> [TASK GOAL]: Each line in the entries below that holds the string "beta" is to be listed.

+-------+

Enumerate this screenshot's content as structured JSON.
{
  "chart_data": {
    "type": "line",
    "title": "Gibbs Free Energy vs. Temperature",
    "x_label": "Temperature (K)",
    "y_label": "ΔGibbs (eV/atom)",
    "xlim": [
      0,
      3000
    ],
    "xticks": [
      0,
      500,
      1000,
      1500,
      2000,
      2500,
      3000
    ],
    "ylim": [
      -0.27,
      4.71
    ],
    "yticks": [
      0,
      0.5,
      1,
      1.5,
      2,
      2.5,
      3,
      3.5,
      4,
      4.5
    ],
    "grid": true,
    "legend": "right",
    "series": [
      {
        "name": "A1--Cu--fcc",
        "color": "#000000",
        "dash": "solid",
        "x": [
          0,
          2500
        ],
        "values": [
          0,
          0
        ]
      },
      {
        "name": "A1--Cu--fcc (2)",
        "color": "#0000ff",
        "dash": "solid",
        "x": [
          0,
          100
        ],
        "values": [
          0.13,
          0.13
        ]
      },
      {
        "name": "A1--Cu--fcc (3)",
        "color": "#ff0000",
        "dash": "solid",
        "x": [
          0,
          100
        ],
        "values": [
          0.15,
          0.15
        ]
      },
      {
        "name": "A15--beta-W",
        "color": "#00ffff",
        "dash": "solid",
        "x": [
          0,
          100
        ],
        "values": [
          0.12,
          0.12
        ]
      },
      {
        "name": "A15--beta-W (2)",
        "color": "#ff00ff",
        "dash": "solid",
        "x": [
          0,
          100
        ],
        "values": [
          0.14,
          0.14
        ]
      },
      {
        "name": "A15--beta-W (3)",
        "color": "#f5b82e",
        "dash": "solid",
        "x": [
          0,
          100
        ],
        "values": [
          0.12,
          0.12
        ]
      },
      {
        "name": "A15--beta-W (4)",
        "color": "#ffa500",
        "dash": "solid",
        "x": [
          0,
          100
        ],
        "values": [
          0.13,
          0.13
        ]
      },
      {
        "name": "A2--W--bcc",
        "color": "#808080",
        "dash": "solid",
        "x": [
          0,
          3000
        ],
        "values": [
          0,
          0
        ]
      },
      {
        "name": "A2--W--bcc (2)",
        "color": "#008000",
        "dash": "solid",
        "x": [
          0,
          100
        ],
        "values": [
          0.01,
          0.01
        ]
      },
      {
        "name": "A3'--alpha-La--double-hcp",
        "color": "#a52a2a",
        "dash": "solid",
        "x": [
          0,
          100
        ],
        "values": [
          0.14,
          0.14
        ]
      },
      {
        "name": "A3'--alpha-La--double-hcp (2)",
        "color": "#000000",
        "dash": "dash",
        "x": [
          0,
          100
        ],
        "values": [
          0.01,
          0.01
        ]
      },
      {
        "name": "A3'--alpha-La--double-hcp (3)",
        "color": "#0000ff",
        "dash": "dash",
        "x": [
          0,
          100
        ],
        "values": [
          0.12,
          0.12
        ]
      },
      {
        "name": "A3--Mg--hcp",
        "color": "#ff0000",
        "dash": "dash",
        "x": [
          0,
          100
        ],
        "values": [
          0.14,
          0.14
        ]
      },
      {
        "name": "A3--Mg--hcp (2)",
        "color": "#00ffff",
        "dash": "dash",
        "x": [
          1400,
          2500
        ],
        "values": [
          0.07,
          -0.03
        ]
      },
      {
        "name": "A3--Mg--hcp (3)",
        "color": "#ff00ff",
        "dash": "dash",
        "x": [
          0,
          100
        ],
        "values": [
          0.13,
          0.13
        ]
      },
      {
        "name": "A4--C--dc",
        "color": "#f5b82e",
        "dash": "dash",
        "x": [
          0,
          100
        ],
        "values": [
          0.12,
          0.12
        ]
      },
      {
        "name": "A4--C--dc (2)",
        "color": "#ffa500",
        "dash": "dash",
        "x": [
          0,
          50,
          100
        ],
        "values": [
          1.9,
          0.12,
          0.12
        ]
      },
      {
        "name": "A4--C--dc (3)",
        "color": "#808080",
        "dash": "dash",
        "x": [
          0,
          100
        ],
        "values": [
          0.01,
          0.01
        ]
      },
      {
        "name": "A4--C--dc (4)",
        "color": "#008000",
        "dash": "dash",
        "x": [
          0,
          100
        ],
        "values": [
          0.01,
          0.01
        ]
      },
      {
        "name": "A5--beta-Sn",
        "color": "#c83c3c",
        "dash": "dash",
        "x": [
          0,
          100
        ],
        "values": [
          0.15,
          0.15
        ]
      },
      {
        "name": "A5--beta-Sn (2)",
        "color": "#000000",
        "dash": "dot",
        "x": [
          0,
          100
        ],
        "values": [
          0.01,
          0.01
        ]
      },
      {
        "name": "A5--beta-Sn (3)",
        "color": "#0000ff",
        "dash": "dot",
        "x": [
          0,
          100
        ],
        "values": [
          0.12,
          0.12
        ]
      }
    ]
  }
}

+-------+

> [TASK SOLUTION]:
        "name": "A15--beta-W",
        "name": "A15--beta-W (2)",
        "name": "A15--beta-W (3)",
        "name": "A15--beta-W (4)",
        "name": "A5--beta-Sn",
        "name": "A5--beta-Sn (2)",
        "name": "A5--beta-Sn (3)",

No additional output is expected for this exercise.